→ **Exercise brief**:
Reply with one number: the count of lines in the records below that hold "Weight".

→ **Input for this task**:
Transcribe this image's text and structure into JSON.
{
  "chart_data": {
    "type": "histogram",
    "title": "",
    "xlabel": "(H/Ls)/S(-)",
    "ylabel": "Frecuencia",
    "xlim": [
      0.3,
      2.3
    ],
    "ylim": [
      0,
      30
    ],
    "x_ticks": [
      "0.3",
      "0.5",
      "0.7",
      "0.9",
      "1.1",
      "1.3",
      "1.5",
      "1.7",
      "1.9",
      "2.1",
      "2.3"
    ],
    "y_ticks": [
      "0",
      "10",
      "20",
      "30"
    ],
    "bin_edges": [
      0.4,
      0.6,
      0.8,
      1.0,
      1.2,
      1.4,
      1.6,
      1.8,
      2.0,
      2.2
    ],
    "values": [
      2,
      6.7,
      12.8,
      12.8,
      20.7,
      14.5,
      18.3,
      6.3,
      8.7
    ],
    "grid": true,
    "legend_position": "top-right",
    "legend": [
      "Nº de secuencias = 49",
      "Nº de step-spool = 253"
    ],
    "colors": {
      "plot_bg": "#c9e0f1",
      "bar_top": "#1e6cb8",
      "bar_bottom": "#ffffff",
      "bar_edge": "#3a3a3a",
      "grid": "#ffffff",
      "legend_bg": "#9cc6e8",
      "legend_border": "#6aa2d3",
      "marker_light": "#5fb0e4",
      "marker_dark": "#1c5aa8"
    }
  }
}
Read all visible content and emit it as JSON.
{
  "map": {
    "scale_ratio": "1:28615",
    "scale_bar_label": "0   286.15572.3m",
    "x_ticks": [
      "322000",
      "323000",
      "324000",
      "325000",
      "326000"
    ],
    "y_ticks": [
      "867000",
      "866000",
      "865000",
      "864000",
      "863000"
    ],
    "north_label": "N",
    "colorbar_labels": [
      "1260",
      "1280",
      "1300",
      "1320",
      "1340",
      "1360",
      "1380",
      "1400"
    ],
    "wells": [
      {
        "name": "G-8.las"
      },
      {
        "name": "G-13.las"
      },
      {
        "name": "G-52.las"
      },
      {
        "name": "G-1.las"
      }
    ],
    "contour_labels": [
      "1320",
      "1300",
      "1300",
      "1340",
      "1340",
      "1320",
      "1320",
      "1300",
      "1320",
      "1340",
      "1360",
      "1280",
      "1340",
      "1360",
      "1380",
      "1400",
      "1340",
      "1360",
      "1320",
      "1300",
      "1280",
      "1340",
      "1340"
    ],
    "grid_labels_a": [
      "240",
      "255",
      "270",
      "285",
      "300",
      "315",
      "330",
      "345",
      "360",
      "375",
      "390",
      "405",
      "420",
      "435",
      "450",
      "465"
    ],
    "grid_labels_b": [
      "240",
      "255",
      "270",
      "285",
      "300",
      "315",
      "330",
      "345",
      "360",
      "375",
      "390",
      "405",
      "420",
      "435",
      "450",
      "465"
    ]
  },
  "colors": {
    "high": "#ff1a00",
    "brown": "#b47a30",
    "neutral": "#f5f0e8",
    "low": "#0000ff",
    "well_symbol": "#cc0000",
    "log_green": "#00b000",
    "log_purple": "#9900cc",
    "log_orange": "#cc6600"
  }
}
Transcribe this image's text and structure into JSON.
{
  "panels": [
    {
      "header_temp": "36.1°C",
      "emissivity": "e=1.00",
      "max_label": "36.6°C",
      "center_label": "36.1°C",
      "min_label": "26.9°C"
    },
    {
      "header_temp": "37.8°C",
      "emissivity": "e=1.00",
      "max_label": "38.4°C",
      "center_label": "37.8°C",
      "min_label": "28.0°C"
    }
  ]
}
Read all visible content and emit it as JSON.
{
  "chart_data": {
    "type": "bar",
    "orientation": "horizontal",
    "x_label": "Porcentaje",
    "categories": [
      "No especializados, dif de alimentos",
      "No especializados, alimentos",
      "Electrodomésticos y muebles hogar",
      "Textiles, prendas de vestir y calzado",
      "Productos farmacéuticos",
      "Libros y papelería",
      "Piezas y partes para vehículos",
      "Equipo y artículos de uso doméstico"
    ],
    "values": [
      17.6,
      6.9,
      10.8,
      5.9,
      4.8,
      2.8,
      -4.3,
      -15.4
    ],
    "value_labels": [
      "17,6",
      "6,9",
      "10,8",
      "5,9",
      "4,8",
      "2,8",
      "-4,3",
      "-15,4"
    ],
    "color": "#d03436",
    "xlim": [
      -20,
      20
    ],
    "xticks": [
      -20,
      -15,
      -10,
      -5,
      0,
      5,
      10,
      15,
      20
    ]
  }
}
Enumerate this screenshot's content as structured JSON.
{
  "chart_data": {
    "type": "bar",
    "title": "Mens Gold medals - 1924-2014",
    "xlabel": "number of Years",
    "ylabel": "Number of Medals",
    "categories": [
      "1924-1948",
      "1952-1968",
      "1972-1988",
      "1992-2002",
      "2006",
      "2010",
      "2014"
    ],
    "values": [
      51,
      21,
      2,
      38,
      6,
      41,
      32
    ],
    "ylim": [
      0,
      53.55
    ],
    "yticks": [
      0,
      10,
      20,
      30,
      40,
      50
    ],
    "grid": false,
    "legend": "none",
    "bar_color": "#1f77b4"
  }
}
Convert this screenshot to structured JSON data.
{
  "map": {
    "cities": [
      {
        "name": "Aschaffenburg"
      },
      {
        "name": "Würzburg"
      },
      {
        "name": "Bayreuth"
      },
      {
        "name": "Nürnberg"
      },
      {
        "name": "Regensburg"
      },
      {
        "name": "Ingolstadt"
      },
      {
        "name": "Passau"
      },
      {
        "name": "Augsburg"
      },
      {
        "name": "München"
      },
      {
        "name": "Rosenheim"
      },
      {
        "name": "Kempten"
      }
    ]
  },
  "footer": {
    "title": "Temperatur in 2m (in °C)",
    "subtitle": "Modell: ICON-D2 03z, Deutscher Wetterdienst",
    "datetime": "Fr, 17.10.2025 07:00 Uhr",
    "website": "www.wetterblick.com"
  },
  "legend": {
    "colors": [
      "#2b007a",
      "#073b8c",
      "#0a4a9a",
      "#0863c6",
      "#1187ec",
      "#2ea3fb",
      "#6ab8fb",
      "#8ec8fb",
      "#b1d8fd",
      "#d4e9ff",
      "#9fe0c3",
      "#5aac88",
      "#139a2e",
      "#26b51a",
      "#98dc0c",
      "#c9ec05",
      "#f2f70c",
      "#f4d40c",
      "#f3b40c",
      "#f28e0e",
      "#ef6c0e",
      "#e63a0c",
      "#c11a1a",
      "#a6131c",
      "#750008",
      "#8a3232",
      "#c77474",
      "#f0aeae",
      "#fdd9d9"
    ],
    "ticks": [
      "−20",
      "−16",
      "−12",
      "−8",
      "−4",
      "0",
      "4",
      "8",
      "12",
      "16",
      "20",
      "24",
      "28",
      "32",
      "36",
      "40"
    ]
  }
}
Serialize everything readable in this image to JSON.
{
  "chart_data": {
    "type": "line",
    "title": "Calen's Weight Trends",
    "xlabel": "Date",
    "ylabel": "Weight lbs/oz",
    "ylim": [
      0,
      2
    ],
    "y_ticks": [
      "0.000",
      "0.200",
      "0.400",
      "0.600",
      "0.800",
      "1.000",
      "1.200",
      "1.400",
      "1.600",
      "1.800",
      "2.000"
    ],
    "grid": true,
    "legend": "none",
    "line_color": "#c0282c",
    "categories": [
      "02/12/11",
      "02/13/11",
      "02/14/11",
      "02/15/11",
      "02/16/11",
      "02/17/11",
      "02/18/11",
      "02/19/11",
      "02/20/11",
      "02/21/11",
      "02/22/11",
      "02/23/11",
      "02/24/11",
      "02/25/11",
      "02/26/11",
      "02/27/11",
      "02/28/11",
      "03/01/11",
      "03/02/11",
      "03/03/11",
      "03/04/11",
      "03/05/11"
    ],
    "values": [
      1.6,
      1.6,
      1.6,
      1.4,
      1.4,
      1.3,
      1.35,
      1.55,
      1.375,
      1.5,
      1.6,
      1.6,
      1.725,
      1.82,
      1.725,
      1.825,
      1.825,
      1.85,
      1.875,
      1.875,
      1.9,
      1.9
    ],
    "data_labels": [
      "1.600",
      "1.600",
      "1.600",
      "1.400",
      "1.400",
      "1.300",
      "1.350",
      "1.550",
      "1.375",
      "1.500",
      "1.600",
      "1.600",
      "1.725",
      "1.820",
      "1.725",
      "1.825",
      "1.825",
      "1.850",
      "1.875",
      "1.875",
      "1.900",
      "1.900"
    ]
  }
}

→ **Worked solution**:
2